===== ENTRIES SUPPLIED

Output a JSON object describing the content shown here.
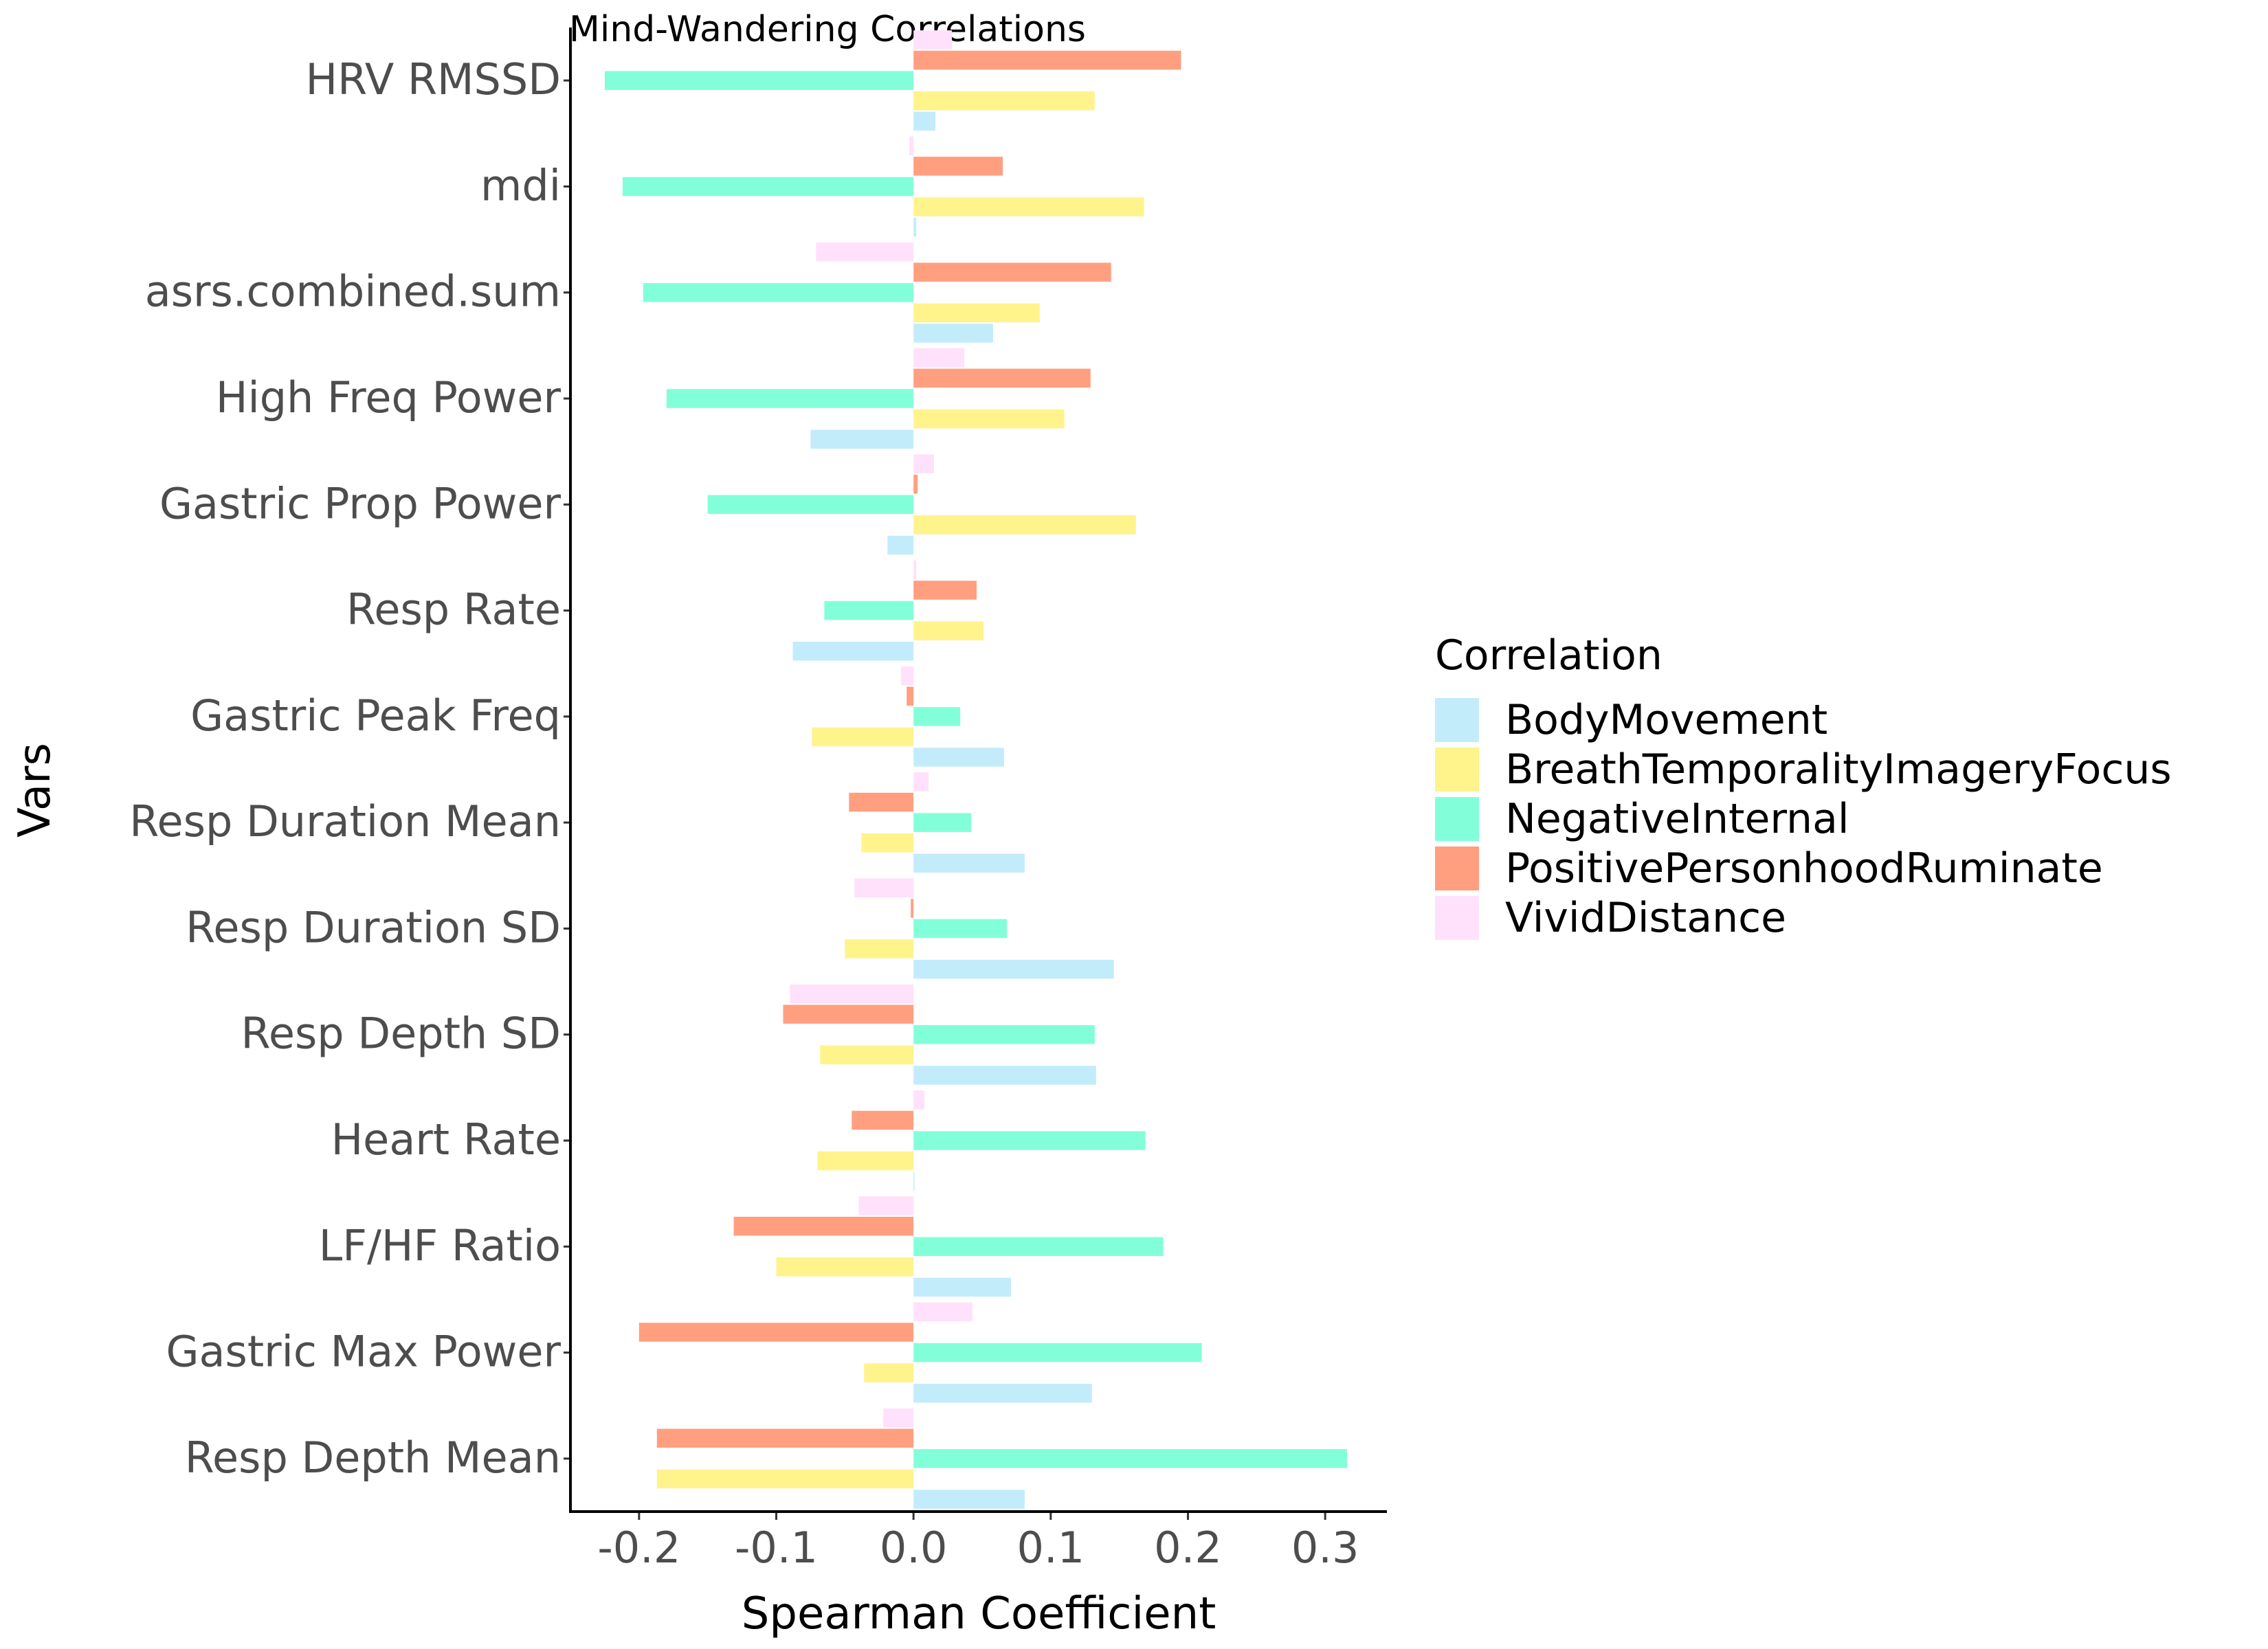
{
  "chart_data": {
    "type": "bar",
    "orientation": "horizontal",
    "title": "Mind-Wandering Correlations",
    "xlabel": "Spearman Coefficient",
    "ylabel": "Vars",
    "xlim": [
      -0.25,
      0.345
    ],
    "xticks": [
      -0.2,
      -0.1,
      0.0,
      0.1,
      0.2,
      0.3
    ],
    "xtick_labels": [
      "-0.2",
      "-0.1",
      "0.0",
      "0.1",
      "0.2",
      "0.3"
    ],
    "grid": false,
    "legend": {
      "title": "Correlation",
      "position": "right"
    },
    "categories": [
      "HRV RMSSD",
      "mdi",
      "asrs.combined.sum",
      "High Freq Power",
      "Gastric Prop Power",
      "Resp Rate",
      "Gastric Peak Freq",
      "Resp Duration Mean",
      "Resp Duration SD",
      "Resp Depth SD",
      "Heart Rate",
      "LF/HF Ratio",
      "Gastric Max Power",
      "Resp Depth Mean"
    ],
    "series": [
      {
        "name": "BodyMovement",
        "color": "#c3ecfb",
        "values": [
          0.016,
          0.002,
          0.058,
          -0.075,
          -0.019,
          -0.088,
          0.066,
          0.081,
          0.146,
          0.133,
          0.0,
          0.071,
          0.13,
          0.081
        ]
      },
      {
        "name": "BreathTemporalityImageryFocus",
        "color": "#fff38c",
        "values": [
          0.132,
          0.168,
          0.092,
          0.11,
          0.162,
          0.051,
          -0.074,
          -0.038,
          -0.05,
          -0.068,
          -0.07,
          -0.1,
          -0.036,
          -0.187
        ]
      },
      {
        "name": "NegativeInternal",
        "color": "#82ffd9",
        "values": [
          -0.225,
          -0.212,
          -0.197,
          -0.18,
          -0.15,
          -0.065,
          0.034,
          0.042,
          0.068,
          0.132,
          0.169,
          0.182,
          0.21,
          0.316
        ]
      },
      {
        "name": "PositivePersonhoodRuminate",
        "color": "#ff9f7f",
        "values": [
          0.195,
          0.065,
          0.144,
          0.129,
          0.003,
          0.046,
          -0.005,
          -0.047,
          -0.002,
          -0.095,
          -0.045,
          -0.131,
          -0.2,
          -0.187
        ]
      },
      {
        "name": "VividDistance",
        "color": "#ffe1fb",
        "values": [
          0.028,
          -0.003,
          -0.071,
          0.037,
          0.015,
          0.002,
          -0.009,
          0.011,
          -0.043,
          -0.09,
          0.008,
          -0.04,
          0.043,
          -0.022
        ]
      }
    ]
  }
}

==========

*AIM OF THE TASK*:
Omitting all images, print the listing exactly.

*ANSWER TO THIS EXERCISE*:
Output a JSON object describing the content shown here.
{
  "chart_data": {
    "type": "bar",
    "orientation": "horizontal",
    "title": "Mind-Wandering Correlations",
    "xlabel": "Spearman Coefficient",
    "ylabel": "Vars",
    "xlim": [
      -0.25,
      0.345
    ],
    "xticks": [
      -0.2,
      -0.1,
      0.0,
      0.1,
      0.2,
      0.3
    ],
    "xtick_labels": [
      "-0.2",
      "-0.1",
      "0.0",
      "0.1",
      "0.2",
      "0.3"
    ],
    "grid": false,
    "legend": {
      "title": "Correlation",
      "position": "right"
    },
    "categories": [
      "HRV RMSSD",
      "mdi",
      "asrs.combined.sum",
      "High Freq Power",
      "Gastric Prop Power",
      "Resp Rate",
      "Gastric Peak Freq",
      "Resp Duration Mean",
      "Resp Duration SD",
      "Resp Depth SD",
      "Heart Rate",
      "LF/HF Ratio",
      "Gastric Max Power",
      "Resp Depth Mean"
    ],
    "series": [
      {
        "name": "BodyMovement",
        "color": "#c3ecfb",
        "values": [
          0.016,
          0.002,
          0.058,
          -0.075,
          -0.019,
          -0.088,
          0.066,
          0.081,
          0.146,
          0.133,
          0.0,
          0.071,
          0.13,
          0.081
        ]
      },
      {
        "name": "BreathTemporalityImageryFocus",
        "color": "#fff38c",
        "values": [
          0.132,
          0.168,
          0.092,
          0.11,
          0.162,
          0.051,
          -0.074,
          -0.038,
          -0.05,
          -0.068,
          -0.07,
          -0.1,
          -0.036,
          -0.187
        ]
      },
      {
        "name": "NegativeInternal",
        "color": "#82ffd9",
        "values": [
          -0.225,
          -0.212,
          -0.197,
          -0.18,
          -0.15,
          -0.065,
          0.034,
          0.042,
          0.068,
          0.132,
          0.169,
          0.182,
          0.21,
          0.316
        ]
      },
      {
        "name": "PositivePersonhoodRuminate",
        "color": "#ff9f7f",
        "values": [
          0.195,
          0.065,
          0.144,
          0.129,
          0.003,
          0.046,
          -0.005,
          -0.047,
          -0.002,
          -0.095,
          -0.045,
          -0.131,
          -0.2,
          -0.187
        ]
      },
      {
        "name": "VividDistance",
        "color": "#ffe1fb",
        "values": [
          0.028,
          -0.003,
          -0.071,
          0.037,
          0.015,
          0.002,
          -0.009,
          0.011,
          -0.043,
          -0.09,
          0.008,
          -0.04,
          0.043,
          -0.022
        ]
      }
    ]
  }
}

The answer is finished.